Copy the data word for word, from its very first line through the line that contains "legend-label: Mathanol (106, 58, 165, 70)", both ends included.
───── Supplied information ─────
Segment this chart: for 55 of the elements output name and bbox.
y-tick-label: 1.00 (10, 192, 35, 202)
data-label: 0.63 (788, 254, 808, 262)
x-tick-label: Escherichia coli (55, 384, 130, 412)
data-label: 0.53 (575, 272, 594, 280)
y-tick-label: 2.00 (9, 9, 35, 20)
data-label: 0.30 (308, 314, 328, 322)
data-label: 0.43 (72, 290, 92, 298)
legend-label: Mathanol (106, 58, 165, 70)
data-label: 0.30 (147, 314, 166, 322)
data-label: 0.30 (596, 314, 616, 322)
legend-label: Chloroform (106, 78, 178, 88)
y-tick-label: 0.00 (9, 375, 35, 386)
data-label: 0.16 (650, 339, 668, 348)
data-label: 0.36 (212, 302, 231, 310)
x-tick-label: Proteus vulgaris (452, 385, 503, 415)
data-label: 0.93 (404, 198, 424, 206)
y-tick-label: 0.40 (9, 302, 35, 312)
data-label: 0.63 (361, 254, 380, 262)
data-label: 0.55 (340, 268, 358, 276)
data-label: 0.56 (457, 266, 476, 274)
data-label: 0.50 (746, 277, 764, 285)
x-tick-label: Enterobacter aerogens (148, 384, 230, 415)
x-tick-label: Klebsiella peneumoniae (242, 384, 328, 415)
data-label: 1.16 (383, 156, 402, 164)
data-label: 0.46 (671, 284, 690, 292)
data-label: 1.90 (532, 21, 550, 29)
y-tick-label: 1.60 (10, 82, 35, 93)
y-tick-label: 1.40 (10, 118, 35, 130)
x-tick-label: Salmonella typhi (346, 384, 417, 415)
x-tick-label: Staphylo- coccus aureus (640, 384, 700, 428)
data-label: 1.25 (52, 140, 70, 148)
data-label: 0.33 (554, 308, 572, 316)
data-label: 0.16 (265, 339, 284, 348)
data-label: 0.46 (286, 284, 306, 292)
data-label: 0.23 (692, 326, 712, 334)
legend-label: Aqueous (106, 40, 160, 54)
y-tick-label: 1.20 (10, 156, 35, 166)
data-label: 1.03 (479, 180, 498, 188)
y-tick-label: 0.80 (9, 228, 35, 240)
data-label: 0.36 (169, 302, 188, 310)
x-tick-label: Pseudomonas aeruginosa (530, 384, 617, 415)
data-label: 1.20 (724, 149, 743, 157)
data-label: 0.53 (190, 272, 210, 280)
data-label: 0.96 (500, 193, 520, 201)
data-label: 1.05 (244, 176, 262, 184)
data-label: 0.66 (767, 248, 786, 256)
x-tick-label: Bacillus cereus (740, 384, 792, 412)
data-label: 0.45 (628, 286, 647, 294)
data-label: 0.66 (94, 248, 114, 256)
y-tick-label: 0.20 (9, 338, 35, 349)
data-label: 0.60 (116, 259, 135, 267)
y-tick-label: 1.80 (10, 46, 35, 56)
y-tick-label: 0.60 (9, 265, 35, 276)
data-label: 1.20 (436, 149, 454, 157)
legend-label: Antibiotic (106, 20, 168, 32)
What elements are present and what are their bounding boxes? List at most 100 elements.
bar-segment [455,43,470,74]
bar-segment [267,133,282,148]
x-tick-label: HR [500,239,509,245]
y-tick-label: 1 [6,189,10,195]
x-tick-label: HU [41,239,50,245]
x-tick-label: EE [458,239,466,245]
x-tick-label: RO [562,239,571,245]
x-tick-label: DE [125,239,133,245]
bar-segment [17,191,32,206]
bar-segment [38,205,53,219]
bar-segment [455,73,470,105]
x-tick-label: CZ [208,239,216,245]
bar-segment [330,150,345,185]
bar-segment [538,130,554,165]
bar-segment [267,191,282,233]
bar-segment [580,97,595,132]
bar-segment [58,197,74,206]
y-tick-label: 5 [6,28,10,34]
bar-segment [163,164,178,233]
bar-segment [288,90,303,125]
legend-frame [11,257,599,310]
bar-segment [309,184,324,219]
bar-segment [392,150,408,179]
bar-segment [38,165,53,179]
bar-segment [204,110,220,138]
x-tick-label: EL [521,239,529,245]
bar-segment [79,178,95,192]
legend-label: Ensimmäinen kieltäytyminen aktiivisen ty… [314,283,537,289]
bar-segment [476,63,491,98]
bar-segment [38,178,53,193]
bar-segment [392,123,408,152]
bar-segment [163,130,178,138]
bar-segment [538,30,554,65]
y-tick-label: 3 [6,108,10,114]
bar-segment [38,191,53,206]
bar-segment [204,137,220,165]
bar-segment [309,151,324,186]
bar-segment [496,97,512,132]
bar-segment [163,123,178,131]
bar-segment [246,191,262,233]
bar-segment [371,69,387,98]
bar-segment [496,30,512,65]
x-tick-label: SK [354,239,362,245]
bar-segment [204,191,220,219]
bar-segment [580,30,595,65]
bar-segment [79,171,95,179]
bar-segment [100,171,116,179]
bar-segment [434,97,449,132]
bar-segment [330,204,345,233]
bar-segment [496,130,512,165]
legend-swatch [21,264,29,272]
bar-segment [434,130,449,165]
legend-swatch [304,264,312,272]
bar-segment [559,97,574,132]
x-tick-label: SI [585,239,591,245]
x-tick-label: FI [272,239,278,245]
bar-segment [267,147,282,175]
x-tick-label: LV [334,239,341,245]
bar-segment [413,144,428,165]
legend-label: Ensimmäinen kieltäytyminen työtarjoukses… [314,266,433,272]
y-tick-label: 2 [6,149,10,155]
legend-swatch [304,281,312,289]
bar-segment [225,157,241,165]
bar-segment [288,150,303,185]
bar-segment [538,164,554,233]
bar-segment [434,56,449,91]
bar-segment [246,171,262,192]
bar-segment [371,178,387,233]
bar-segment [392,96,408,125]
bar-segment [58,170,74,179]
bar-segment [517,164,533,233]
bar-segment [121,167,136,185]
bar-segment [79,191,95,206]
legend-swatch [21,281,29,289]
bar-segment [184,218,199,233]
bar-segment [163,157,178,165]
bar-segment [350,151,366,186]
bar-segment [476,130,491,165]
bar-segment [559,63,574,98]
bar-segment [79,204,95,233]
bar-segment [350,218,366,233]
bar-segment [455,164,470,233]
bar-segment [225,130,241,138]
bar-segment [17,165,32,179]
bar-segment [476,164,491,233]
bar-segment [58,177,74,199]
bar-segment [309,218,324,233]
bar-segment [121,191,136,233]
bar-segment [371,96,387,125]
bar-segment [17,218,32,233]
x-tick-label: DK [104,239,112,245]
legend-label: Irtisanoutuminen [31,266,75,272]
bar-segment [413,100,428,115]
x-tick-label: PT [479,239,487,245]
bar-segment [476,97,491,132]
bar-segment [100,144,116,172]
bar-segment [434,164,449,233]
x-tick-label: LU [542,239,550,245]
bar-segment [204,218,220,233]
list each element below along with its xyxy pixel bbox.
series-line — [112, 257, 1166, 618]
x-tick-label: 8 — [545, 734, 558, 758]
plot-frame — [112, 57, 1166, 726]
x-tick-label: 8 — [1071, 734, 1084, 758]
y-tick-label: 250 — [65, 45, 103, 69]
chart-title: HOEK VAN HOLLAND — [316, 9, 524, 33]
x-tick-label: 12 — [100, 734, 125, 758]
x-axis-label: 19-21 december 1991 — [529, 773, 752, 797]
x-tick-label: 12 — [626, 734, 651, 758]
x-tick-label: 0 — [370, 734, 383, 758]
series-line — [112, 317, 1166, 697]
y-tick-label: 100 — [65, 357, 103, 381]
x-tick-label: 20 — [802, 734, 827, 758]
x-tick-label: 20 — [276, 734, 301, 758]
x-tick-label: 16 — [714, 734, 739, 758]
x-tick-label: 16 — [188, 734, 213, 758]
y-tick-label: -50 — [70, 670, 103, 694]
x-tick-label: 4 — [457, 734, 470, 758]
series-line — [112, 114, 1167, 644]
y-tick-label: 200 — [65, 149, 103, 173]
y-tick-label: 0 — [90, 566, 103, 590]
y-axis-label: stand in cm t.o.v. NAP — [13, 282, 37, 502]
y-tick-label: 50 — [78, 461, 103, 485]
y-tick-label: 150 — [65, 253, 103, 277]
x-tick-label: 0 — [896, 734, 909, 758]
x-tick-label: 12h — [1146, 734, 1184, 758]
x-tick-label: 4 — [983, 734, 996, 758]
─────
Result of this exercise>
Segment this chart: for 55 of the elements output name and bbox.
y-tick-label: 1.00 (10, 192, 35, 202)
data-label: 0.63 (788, 254, 808, 262)
x-tick-label: Escherichia coli (55, 384, 130, 412)
data-label: 0.53 (575, 272, 594, 280)
y-tick-label: 2.00 (9, 9, 35, 20)
data-label: 0.30 (308, 314, 328, 322)
data-label: 0.43 (72, 290, 92, 298)
legend-label: Mathanol (106, 58, 165, 70)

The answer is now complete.